> What to work on
Count every line of the listing where the string "name" occurs, and reply with the count alone.

╭─ Records for this exercise

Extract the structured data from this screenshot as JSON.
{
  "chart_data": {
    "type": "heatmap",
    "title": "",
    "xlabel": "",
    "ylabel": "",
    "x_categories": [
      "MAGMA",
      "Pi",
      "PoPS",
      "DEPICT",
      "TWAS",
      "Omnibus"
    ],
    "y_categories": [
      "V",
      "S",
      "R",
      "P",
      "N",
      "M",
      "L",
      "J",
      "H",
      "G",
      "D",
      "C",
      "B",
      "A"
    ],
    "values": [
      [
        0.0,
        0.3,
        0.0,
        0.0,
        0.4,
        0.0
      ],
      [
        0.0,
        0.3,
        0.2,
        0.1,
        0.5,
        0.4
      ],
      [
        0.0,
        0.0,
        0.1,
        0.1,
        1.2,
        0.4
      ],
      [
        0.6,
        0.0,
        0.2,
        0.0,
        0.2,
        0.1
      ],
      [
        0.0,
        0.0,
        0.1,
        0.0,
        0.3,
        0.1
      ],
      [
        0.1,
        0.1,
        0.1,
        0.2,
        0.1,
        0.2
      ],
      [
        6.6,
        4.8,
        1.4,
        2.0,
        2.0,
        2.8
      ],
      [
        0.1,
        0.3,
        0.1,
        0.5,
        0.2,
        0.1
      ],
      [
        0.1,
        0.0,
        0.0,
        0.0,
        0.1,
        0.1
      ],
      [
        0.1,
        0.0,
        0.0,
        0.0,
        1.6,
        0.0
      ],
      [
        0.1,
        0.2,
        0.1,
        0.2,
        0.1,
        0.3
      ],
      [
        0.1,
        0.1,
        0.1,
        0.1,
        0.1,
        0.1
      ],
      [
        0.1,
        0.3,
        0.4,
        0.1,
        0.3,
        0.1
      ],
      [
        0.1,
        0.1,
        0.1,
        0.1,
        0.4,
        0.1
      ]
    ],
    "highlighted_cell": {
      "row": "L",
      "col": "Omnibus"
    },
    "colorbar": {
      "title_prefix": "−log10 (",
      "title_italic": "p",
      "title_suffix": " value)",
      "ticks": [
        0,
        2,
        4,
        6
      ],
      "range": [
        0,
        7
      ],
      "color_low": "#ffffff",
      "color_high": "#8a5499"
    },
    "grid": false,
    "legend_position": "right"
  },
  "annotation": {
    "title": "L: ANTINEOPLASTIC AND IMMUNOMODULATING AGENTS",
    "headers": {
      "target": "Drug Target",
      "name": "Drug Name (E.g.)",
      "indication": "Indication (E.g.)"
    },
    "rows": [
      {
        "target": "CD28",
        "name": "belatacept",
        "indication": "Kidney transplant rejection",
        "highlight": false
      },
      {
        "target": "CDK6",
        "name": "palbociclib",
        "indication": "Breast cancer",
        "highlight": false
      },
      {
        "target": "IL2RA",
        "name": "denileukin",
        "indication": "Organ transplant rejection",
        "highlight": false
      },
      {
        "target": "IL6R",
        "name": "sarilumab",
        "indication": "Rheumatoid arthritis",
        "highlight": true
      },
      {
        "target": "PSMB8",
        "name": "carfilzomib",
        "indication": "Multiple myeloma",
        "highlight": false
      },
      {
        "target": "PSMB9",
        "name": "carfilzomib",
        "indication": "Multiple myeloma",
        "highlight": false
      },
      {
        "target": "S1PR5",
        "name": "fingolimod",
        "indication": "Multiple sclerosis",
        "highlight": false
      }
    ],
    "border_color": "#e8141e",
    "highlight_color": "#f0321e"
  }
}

╰─

> The completed task
8